[Figure record extracts]
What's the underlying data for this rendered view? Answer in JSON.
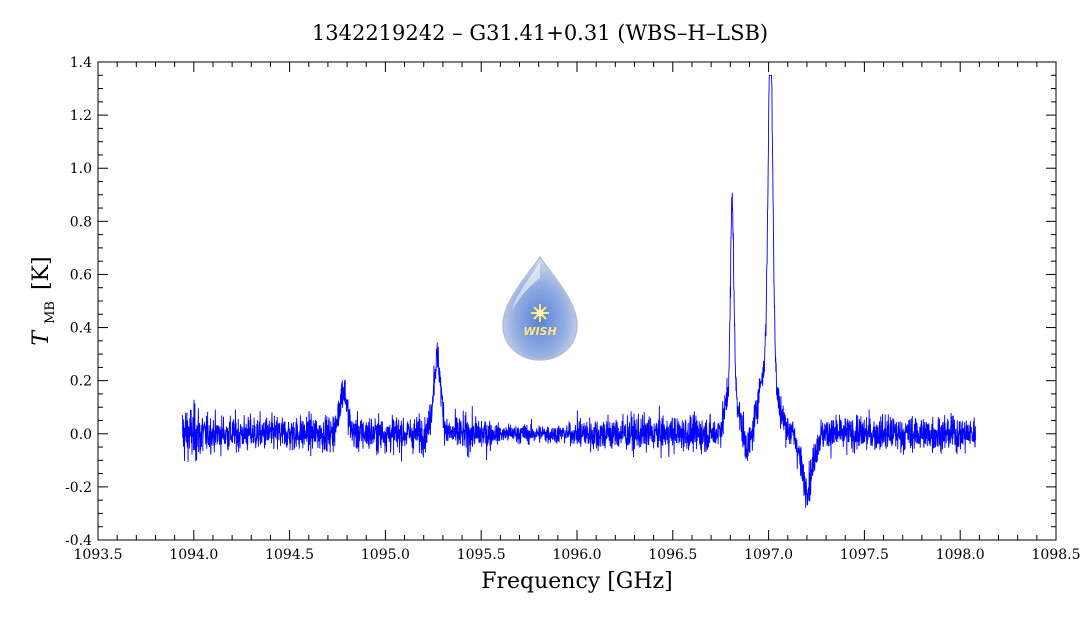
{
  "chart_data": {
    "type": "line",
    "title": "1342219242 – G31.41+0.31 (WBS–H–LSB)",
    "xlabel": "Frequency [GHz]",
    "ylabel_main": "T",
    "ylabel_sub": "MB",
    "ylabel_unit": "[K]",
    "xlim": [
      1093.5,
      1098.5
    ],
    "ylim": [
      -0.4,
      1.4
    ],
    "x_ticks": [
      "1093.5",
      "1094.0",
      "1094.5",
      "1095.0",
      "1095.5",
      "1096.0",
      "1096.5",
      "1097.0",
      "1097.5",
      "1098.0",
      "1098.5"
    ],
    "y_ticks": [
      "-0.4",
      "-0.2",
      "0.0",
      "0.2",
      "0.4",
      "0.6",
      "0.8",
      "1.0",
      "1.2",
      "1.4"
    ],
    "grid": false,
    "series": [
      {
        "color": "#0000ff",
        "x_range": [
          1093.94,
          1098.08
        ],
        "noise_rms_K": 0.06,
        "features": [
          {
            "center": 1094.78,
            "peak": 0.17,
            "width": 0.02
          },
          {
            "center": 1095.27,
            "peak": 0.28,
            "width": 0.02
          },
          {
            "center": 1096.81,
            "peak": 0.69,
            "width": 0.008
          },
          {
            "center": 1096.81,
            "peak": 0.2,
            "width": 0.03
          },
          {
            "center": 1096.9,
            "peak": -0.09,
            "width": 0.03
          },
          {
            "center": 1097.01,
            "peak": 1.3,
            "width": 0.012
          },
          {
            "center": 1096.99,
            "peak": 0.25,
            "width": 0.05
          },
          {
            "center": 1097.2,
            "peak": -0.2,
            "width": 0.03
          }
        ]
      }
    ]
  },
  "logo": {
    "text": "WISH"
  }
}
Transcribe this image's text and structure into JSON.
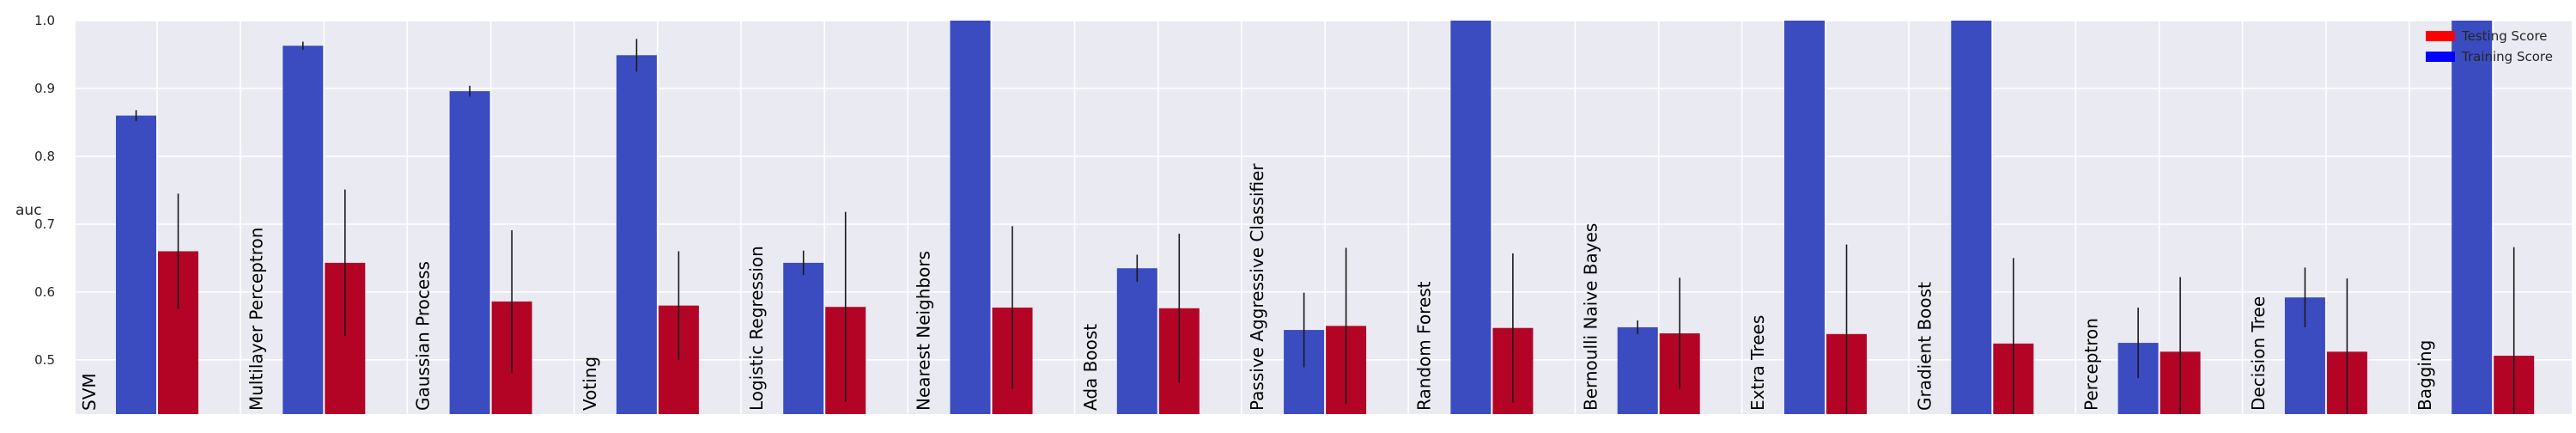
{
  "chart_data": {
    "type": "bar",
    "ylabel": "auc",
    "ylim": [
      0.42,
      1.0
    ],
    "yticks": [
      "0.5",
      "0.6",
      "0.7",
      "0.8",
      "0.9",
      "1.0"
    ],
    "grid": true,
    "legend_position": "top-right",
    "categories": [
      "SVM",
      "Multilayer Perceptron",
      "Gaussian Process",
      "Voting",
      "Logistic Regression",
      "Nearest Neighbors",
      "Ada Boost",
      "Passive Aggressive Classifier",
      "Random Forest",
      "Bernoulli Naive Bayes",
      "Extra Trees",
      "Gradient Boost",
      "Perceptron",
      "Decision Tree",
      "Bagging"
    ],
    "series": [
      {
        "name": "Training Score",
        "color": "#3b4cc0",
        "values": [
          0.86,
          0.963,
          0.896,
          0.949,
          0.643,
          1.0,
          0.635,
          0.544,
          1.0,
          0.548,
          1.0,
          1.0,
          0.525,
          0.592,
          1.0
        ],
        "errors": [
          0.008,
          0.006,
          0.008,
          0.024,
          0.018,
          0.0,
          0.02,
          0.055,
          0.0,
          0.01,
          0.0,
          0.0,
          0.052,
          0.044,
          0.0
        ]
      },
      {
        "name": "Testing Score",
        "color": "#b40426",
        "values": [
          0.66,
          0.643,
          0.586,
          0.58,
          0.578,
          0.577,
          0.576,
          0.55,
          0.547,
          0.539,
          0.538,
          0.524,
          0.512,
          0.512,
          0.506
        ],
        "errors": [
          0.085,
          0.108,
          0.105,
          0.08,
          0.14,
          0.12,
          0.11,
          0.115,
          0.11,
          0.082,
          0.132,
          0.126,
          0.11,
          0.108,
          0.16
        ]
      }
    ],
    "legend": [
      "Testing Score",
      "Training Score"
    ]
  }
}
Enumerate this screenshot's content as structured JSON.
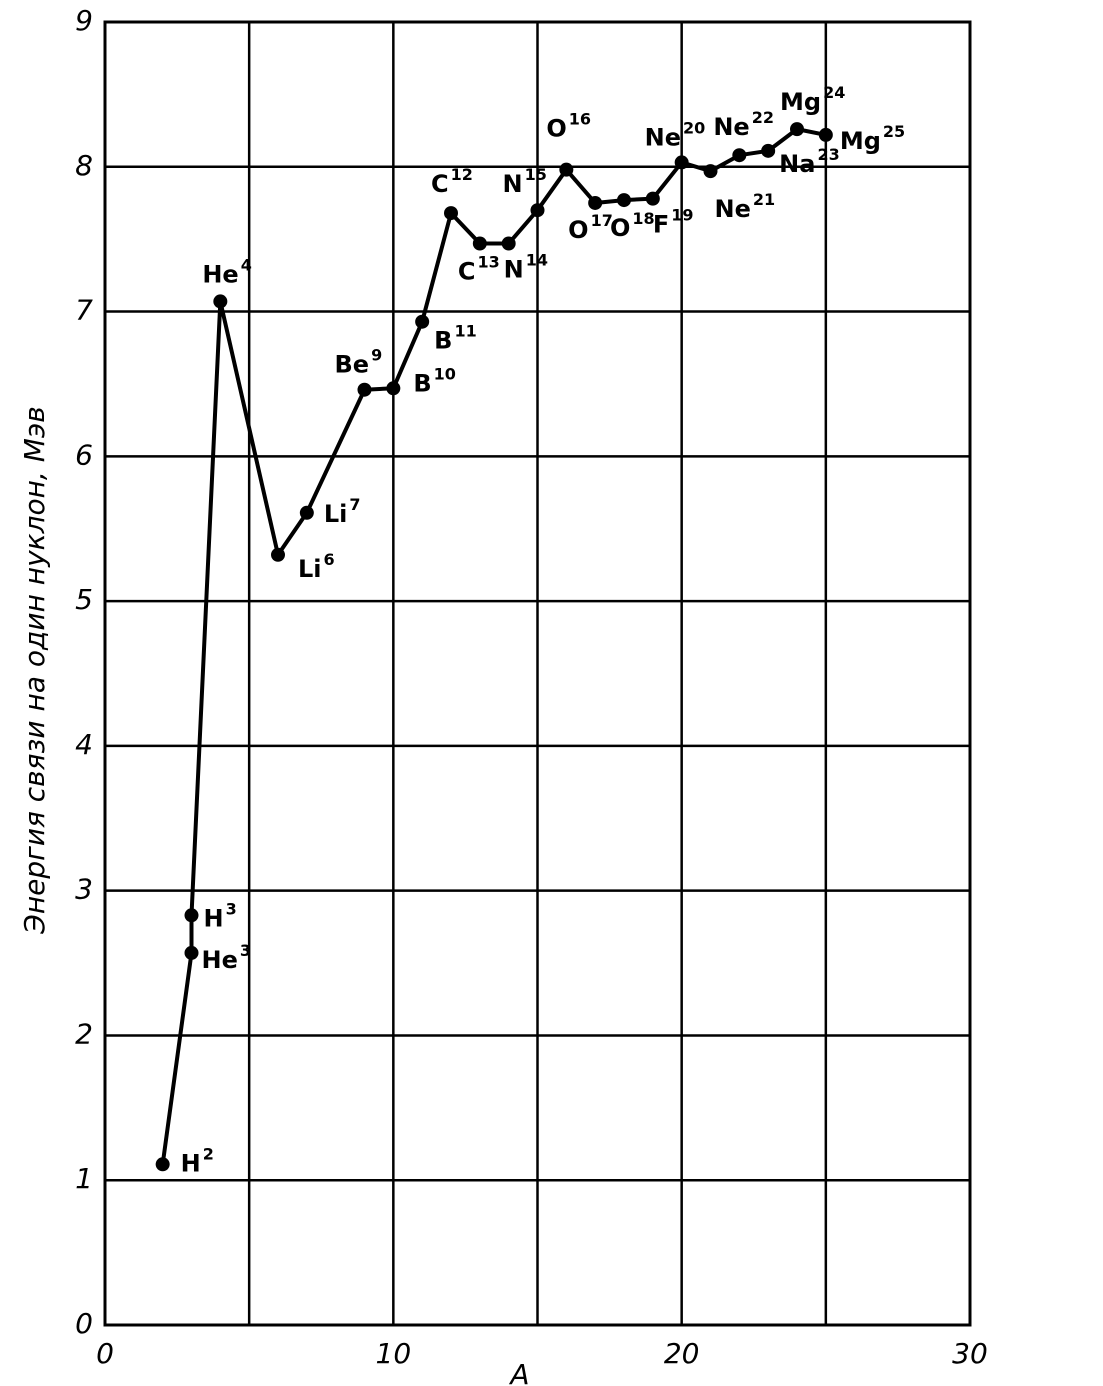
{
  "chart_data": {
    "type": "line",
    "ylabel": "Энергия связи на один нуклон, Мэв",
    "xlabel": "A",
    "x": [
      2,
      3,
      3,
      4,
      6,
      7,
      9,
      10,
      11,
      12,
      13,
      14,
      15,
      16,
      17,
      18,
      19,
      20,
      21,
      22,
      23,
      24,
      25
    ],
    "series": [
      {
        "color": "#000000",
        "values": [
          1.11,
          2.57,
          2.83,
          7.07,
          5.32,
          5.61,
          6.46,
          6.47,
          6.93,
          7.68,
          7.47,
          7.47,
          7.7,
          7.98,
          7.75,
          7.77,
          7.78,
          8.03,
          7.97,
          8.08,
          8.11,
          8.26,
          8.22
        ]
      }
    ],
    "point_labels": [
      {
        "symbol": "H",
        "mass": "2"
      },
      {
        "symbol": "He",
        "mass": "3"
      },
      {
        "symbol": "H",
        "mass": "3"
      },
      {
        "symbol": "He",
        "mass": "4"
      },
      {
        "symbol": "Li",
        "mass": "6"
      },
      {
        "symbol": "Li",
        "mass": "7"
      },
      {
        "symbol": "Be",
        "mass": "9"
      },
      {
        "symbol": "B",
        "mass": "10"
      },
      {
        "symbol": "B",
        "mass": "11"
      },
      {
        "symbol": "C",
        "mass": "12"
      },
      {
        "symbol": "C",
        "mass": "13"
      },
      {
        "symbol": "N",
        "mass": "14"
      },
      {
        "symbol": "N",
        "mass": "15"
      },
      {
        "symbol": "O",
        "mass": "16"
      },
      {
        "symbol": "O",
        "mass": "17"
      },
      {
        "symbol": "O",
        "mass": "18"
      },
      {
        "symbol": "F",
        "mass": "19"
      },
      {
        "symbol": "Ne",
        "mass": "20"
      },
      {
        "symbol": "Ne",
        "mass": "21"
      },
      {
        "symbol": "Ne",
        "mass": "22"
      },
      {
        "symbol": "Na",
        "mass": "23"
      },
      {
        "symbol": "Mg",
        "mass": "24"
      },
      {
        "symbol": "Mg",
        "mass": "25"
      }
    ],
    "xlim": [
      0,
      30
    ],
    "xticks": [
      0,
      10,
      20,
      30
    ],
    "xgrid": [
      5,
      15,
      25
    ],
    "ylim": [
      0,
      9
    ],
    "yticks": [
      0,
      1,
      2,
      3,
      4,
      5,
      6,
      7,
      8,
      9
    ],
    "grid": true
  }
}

§ GIVEN INSTRUCTION
Among the lines of the material, find those that hold the word "color" and copy them.

§ SOLUTION FOR THIS TASK
        "color": "#0000ff",
        "color": "#3b4cc0",
        "color": "#b40426",
        "color": "#000000",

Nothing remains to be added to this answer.